### TO DO
Determine the number of lines that contain the word "houses", then state that number and nothing more.

### SUPPLIED INFORMATION
-- Start --
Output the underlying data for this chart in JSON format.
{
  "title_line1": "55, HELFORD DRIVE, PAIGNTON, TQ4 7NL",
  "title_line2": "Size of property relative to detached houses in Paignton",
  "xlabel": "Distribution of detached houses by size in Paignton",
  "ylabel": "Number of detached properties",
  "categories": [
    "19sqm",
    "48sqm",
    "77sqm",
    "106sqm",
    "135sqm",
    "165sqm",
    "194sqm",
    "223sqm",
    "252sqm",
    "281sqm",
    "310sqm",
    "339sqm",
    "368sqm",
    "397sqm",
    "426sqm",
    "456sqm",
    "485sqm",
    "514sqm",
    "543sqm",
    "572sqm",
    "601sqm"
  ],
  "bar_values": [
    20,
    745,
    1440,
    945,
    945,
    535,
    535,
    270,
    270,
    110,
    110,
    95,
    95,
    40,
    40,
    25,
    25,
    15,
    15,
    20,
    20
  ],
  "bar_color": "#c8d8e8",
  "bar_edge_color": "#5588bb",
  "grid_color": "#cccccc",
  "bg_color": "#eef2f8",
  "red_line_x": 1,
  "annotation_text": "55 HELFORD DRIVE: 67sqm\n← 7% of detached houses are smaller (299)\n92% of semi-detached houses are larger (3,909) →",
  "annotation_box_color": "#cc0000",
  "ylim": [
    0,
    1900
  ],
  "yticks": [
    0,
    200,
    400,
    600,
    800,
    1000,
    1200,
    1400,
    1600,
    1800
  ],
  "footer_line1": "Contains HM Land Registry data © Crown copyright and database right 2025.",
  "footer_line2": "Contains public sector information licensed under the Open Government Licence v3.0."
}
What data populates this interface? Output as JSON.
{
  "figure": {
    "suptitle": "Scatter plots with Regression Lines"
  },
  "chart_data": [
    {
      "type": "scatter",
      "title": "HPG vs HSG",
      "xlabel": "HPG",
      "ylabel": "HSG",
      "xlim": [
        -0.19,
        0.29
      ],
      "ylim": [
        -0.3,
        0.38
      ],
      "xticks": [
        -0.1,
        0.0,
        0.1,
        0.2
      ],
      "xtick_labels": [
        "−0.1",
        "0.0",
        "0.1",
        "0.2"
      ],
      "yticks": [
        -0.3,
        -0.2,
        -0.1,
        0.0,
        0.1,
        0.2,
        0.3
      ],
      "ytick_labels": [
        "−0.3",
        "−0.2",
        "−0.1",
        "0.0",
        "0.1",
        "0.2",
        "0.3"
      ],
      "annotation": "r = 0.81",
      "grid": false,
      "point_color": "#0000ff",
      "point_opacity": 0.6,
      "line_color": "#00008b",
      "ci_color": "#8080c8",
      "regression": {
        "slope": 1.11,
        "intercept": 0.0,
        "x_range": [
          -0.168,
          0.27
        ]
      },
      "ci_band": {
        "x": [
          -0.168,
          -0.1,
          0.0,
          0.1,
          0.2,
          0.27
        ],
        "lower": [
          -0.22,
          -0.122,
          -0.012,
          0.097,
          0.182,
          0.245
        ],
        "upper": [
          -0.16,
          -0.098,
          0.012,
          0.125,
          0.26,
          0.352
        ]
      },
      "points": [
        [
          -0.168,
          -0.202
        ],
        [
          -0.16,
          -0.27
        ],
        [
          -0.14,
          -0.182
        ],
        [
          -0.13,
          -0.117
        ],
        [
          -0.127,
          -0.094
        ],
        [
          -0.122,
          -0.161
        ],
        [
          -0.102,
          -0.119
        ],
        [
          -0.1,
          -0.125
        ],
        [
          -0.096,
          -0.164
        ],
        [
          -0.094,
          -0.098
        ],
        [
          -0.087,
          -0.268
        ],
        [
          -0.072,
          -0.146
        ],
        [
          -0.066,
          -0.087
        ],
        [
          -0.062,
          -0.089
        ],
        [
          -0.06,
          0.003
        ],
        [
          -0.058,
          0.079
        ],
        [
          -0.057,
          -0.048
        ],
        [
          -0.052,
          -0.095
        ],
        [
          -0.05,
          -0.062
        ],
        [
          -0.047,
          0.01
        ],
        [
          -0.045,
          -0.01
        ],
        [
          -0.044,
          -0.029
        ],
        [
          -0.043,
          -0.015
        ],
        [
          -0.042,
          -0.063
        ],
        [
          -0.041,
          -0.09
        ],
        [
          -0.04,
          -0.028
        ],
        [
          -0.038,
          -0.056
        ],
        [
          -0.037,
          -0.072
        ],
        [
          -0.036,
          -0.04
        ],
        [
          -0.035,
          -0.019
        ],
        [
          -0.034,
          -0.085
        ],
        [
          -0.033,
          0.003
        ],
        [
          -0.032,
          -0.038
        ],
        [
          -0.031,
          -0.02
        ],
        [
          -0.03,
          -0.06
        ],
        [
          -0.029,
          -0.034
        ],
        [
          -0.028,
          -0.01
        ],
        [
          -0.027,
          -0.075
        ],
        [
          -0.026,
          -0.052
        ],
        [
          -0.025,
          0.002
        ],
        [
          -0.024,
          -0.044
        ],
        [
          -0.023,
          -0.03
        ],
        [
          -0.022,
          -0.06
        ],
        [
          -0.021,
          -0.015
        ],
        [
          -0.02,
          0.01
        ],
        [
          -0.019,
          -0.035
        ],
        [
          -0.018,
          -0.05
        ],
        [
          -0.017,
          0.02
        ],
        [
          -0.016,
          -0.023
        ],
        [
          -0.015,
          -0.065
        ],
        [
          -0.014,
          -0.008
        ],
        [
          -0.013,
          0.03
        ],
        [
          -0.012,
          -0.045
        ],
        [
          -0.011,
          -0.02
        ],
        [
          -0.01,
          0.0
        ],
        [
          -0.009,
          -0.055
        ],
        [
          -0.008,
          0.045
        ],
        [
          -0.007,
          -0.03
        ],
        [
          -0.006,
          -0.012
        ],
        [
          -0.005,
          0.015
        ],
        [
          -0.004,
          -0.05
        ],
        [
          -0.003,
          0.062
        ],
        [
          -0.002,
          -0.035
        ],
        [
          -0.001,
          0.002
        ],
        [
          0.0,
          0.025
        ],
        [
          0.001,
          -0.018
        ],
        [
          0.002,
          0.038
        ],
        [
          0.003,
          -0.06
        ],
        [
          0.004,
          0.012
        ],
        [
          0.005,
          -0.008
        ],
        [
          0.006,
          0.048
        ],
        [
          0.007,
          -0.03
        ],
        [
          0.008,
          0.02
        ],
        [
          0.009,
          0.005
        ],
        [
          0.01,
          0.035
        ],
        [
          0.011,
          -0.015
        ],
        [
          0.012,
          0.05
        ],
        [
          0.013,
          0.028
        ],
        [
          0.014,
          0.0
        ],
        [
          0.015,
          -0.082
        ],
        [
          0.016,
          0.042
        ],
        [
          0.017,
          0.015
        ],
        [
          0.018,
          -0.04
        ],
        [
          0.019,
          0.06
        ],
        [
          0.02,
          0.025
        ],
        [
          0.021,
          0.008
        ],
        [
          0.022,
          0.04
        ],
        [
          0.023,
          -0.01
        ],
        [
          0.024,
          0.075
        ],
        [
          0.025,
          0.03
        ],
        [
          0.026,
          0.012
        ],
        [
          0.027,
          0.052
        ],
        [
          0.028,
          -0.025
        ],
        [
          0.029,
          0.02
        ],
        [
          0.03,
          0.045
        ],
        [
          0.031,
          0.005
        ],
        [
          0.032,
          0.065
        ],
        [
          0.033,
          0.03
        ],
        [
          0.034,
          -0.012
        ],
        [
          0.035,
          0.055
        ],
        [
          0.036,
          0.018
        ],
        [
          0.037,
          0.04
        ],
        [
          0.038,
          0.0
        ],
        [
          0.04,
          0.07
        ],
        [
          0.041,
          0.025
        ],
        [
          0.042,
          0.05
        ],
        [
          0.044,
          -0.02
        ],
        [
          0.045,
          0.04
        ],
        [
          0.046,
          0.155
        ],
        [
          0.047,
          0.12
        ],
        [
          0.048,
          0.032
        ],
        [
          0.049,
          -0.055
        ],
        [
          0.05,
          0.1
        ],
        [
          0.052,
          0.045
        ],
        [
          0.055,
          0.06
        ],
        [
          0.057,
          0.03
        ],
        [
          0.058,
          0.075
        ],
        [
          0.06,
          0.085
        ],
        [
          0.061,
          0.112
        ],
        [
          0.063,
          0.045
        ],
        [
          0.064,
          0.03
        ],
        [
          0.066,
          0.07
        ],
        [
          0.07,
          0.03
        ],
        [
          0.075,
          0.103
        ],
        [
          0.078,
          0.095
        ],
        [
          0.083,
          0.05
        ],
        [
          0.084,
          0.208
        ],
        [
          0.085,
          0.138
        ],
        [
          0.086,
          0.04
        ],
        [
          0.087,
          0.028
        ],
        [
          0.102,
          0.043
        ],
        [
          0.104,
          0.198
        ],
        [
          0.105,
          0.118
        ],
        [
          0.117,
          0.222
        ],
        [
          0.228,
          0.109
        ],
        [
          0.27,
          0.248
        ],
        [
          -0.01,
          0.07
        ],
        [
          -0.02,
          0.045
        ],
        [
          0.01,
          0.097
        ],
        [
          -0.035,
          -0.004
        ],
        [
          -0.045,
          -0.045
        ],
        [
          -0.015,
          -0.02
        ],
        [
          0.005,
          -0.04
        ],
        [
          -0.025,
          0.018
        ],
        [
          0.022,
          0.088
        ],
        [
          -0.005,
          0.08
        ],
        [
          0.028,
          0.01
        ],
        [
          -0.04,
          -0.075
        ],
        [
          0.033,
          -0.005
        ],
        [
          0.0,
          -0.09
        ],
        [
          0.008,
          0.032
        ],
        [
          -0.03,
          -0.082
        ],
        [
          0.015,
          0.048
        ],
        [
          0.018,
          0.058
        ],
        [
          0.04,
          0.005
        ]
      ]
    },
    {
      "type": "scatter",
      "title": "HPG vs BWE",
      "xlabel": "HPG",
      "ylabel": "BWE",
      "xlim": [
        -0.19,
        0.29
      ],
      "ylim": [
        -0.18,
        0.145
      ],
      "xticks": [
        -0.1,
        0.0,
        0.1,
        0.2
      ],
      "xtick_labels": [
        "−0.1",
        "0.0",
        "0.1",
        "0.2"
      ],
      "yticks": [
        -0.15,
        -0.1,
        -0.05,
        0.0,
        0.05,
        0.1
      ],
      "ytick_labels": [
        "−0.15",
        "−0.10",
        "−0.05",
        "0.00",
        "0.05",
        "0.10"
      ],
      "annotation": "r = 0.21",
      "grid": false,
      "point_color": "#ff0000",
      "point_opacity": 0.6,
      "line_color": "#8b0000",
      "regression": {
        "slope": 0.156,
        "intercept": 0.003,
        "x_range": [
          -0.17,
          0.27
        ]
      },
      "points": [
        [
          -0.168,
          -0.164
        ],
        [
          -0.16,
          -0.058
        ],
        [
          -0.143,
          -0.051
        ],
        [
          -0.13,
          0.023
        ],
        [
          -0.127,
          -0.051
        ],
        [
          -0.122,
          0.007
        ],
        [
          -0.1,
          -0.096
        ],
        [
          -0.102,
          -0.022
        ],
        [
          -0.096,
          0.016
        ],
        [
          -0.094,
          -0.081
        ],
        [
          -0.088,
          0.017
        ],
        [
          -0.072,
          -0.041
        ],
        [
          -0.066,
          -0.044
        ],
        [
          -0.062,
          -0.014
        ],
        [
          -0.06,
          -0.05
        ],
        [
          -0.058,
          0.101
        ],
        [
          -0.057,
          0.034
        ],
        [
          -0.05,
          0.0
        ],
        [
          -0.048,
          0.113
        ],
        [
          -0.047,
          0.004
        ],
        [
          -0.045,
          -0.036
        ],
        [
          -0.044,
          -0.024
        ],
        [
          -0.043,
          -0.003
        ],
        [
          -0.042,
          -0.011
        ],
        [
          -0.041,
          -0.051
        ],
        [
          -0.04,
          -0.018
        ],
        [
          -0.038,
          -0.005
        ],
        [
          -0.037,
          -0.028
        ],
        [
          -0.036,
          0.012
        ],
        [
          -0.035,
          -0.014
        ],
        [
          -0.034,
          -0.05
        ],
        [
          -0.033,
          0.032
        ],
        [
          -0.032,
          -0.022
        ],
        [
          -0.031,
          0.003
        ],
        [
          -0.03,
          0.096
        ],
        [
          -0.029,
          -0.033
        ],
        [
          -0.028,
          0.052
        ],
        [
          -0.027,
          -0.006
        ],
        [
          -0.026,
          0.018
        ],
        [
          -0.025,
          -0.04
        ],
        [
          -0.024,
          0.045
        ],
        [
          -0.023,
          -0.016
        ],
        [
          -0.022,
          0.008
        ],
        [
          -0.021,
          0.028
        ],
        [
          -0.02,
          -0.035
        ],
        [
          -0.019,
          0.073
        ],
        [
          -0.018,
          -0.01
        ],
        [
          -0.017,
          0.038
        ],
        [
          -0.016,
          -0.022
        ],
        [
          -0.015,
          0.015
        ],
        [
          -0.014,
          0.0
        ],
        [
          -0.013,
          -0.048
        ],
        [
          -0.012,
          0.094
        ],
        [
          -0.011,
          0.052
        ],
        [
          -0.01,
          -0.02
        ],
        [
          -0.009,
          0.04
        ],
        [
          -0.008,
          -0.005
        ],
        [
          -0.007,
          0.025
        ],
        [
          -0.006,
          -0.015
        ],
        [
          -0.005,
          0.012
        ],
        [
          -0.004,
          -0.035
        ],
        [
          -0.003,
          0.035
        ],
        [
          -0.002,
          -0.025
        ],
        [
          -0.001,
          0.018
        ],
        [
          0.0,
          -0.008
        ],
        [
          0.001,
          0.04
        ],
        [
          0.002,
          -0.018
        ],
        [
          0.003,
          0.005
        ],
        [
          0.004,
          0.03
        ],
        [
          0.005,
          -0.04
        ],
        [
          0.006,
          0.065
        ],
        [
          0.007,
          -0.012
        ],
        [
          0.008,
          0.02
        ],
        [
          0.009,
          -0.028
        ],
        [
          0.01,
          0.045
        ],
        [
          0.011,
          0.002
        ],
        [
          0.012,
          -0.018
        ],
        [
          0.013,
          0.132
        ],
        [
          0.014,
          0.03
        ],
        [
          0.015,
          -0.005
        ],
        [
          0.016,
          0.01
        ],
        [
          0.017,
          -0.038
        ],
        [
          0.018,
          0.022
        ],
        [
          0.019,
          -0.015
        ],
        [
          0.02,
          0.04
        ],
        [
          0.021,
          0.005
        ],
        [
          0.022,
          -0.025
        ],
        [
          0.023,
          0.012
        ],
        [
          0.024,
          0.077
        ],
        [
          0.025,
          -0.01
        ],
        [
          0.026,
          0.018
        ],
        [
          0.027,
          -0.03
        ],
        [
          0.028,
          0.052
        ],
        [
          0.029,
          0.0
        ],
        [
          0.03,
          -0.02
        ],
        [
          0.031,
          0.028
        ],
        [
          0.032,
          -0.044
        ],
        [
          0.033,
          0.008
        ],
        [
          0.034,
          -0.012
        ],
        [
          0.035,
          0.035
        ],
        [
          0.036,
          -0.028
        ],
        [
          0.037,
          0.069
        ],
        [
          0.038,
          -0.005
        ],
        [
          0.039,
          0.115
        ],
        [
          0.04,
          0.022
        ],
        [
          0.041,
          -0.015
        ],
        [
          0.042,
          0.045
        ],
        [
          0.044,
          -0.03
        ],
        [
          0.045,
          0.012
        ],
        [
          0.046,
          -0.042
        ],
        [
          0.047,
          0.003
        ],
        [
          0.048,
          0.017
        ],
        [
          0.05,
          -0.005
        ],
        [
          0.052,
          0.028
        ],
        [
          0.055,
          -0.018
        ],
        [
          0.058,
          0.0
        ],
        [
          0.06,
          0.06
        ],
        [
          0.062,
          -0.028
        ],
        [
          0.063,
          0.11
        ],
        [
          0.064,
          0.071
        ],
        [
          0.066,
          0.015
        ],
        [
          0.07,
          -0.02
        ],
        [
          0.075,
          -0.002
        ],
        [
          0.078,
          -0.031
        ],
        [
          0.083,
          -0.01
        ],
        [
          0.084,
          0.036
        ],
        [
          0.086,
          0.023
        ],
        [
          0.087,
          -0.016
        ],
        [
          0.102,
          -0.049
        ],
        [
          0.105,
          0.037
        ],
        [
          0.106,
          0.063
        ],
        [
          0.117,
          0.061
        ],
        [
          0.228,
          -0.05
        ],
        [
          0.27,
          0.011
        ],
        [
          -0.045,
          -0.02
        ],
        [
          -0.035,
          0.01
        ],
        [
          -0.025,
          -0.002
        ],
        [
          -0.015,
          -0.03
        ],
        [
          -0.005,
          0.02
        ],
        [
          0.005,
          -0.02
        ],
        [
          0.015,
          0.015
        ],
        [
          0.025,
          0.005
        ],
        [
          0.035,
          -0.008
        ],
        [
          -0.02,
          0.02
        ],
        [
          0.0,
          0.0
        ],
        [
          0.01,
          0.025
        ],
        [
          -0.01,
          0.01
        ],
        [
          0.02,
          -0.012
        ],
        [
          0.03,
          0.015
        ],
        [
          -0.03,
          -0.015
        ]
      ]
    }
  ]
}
-- End --
### EXERCISE OUTPUT
3